**本文抜粋**
葬儀
知識
2023/12/18
末期の水とは?込められた意味と手順・作法について解説
今回は葬儀の儀式の中のひとつである「末期の水」について紹介します。
末期の水の由来から具体的な手順、各宗教の違いなどを理解して、故人を送り出せるようにしましょう。
【目次】
■末期の水とは?
・末期の水の由来
・末期の水を行う意味は?
■末期の水のタイミングや場所は?
■末期の水の手順・作法
・末期の水に必要な道具
・末期の水の手順
・末期の水を行う人の順番
■宗教別における、末期の水の違い
・神道における末期の水
・キリスト教における末期の水
・浄土真宗における末期の水
■末期の水は故人への想いを込めて
末期の水(死に水)とは?
そもそもこの「末期の水」ですが、「まつごのみず」と読みます。
(「まっきのみず」ではありませんので注意しましょう。)
また、別の言い方として「死に水(しにみず)」という場合もあります。
末期の水は、臨終を告げられた人や、逝去した直後の人の口に水を含ませる儀式です。
本来は逝去の直前に行われる儀式でしたが、最近では逝去後に行われることがほとんどです。仏教以外の神式葬儀、キリスト教のプロテスタントでも同様の儀式が行われます。
末期の水の由来
末期の水の由来は諸説あります。ここでは仏教における有名な説について紹介します。末期の水の由来は、お釈迦様の入滅に関する故事に由来するものです。
お釈迦様は入滅の前に食中毒に苦しみ、喉が渇いたので、弟子に水を汲むようにいいます。しかし近くの川の水は濁っていました。そこで弟子は遠くまで水を汲みにいこうとするのですが、お釈迦様は近くの川の水を飲むことを願いしました。すると、雪山に住む鬼神が「浄水」を捧げました。この浄水がお釈迦様の最後の飲食物になったという故事に由来する説があります。
末期の水を行う意味は?
末期の水を行う意味としては「故人が水を飲むことで、息を吹き返してほしい」、「息を吹き返せないのであればせめて、あの世で喉が渇かないようにいてほしい」という願いや感謝、労いの気持ちを込めたものと言われています。末期の水を行うタイミングは?
末期の水のタイミングについて、本来は「逝去の直前」に行うことが一般的でしたが、現在は逝去後に行います。この逝去後に行うタイミングは、主に2つあります。
1つ目は、医師がご臨終を告げてから、そのまま病室で執り行う場合です。
この場合は、看護師が案内をしてくれて行います。しかしこの場合は、親族が揃っていない可能性があります。末期の水は、逝去後の最初の儀式になります。親族の中には葬儀の最初から最後まで、故人をきちんとお見送りしたいという人もいるので、親族全員が揃っていないのであれば、病室で執り行うのは控えるのが良いかもしれません。

(保存済みデータ項目)
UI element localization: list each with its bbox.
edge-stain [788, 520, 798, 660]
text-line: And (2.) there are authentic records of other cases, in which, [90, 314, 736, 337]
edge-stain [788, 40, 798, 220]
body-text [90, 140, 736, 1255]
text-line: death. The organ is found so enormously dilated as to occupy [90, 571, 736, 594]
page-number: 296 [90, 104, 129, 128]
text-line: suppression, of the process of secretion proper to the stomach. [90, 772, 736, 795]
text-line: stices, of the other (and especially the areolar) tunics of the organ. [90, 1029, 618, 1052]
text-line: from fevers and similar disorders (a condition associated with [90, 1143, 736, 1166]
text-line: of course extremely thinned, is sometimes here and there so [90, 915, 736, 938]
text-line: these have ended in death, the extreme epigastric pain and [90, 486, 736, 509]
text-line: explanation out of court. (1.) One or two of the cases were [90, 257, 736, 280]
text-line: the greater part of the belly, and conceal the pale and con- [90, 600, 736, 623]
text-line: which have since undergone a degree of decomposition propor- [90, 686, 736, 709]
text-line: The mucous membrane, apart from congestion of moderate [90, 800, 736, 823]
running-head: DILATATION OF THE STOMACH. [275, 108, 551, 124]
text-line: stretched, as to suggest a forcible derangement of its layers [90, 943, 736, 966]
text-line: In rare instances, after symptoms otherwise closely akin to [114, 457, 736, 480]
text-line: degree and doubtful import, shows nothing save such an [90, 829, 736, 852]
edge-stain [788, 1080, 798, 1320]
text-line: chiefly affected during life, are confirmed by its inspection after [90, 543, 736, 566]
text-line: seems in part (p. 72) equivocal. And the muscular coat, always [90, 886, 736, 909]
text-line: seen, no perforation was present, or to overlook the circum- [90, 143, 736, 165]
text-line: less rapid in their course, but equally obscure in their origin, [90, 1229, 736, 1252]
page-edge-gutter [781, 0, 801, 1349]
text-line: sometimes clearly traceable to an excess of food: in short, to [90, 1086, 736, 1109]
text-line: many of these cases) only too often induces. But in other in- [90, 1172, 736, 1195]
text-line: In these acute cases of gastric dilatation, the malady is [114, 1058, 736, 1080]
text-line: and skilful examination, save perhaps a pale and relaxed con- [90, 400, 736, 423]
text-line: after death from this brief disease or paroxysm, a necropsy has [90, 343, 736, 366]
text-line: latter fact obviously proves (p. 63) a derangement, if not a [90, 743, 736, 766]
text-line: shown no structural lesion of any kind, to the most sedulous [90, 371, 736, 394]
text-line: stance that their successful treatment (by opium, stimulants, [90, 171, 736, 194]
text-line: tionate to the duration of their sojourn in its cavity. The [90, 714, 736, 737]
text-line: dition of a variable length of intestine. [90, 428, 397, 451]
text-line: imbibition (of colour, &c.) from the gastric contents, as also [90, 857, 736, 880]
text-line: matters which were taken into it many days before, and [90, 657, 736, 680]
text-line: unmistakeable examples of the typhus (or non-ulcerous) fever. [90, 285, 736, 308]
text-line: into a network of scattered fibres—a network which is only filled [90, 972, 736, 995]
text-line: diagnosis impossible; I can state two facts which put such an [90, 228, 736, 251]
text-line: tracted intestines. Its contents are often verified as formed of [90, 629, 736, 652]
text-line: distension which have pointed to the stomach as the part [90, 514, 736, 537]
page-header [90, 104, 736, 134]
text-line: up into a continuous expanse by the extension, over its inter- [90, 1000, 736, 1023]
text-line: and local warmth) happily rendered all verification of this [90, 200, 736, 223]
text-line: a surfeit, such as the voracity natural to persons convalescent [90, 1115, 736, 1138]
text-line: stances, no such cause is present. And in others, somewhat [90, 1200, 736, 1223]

**実施事項**
1. 末期の水についての文章から、「(「まっきのみず」ではありませんので注意しましょう。)」で始まり「でも同様の儀式が行われます。」で終わる部分を、一字一句変えずに書き写してください。
2. 末期の水についての文章の目次で、「■」が付いている見出しをすべて挙げてください。
3. 末期の水についての文章の最後の文を受けて、その先を書き継いでください。

**解答一覧**
1.
(「まっきのみず」ではありませんので注意しましょう。)
また、別の言い方として「死に水(しにみず)」という場合もあります。
末期の水は、臨終を告げられた人や、逝去した直後の人の口に水を含ませる儀式です。
本来は逝去の直前に行われる儀式でしたが、最近では逝去後に行われることがほとんどです。仏教以外の神式葬儀、キリスト教のプロテスタントでも同様の儀式が行われます。

2.
・末期の水とは?
・末期の水のタイミングや場所は?
・末期の水の手順・作法
・宗教別における、末期の水の違い
・末期の水は故人への想いを込めて

3.
2つ目は、自宅や安置所などで行うケースです。病院によっては、逝去後すぐに病室を空ける必要があります。その際は故人を自宅や葬儀社の安置室などへ搬送します。その搬送先で親族などを集めて、末期の水を行うのです。この安置先で行う場合は、葬儀社が案内してくれることが多いです。
末期の水の手順・作法
ここでは、末期の水の具体的な手順や作法について紹介します。
末期の水に必要な道具
末期の水に必要な道具について紹介します。宗教や地域によって異なることがありますので、ここでは一般的なものを紹介します。必要なものは、脱脂綿とお水と箸の3つです。水を入れる容器は、故人が生前に愛用していたものを使用する場合があります。また、看護師や葬儀社が準備をしてくれるケースもあるので、事前に病院や葬儀社に相談してみてください。
末期の水の手順
まずは、脱脂綿に水を湿らせます。その脱脂綿を、故人の唇に優しく触れて、最初に上唇を左から右になぞり、次に下唇も同様に行います。ここで終わる場合もありますが、故人の顔を拭く場合もあります。
故人の顔を拭く場合は、はじめにおでこを左から右になぞり、次に鼻を上から下になぞったら、最後に顎を左から右になぞります。
末期の水を行う人の順番
末期の水は行う人の順番もあります。まずは喪主から行い、次に故人との関係性から順番を決めます。
一般的に、故人の配偶者、その子ども、故人の両親といった順です。次に、故人の兄弟、故人の子どもの配偶者、その次に孫の順番に行って、最後にいとこや、その他親族の順番となります。
宗教別にみる、末期の水の違い
前述の通り、末期の水は仏教の葬儀で行っていました。しかし、他の宗教でも行う場合がありますし、逆に仏教でも行わない宗派があるので、覚えておきましょう。
神道における末期の水
神道の葬儀は「神葬祭」といいますが、神葬祭でも末期の水を行います。これは、神道では、ご逝去を穢れ(けがれ)として考えています。その穢れを祓い清めるという意味で、末期の水を行うのです。神道では通常の末期の水との違い、脱脂綿(ガーゼ)ではなく、榊の葉っぱを使用します。
キリスト教における末期の水
キリスト教はカトリックとプロテスタントがあり、それぞれで異なります。カトリックでは末期の水を行いませんが、プロテスタントでは末期の水に該当する儀式があります。逝去後、牧師が故人にパンとワインを与える儀式があり、これが末期の水に相当します。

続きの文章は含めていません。